Exercise data:
━━━━
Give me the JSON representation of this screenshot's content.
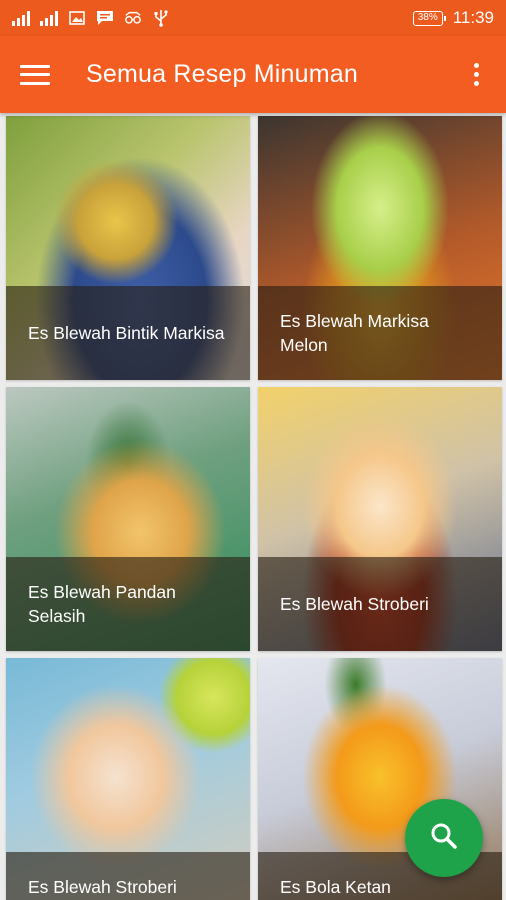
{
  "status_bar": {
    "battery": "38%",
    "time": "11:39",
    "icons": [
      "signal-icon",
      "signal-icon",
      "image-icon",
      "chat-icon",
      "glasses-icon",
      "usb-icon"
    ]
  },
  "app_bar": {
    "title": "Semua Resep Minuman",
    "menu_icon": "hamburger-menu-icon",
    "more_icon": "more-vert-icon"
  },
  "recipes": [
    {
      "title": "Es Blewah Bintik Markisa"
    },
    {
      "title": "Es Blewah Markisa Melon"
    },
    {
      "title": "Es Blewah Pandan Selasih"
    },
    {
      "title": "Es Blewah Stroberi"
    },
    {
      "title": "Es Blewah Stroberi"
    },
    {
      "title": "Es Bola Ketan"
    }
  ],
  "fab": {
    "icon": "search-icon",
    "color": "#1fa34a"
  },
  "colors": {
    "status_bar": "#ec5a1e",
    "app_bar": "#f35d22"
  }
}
━━━━
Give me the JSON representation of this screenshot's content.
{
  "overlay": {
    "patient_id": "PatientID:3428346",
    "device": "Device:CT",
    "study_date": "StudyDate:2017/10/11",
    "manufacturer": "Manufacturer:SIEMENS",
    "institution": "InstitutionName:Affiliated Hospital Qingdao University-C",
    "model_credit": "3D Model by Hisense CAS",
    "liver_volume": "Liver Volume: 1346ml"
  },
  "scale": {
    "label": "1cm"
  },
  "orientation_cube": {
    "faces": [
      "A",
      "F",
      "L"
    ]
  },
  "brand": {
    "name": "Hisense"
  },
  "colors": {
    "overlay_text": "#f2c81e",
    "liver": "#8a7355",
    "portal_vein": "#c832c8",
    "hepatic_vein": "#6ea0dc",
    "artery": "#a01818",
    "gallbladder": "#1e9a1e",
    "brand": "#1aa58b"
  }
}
━━━━
Objective: Identify the lines that contain the string "Markisa", and copy every one of them.

Result below:
      "title": "Es Blewah Bintik Markisa"
      "title": "Es Blewah Markisa Melon"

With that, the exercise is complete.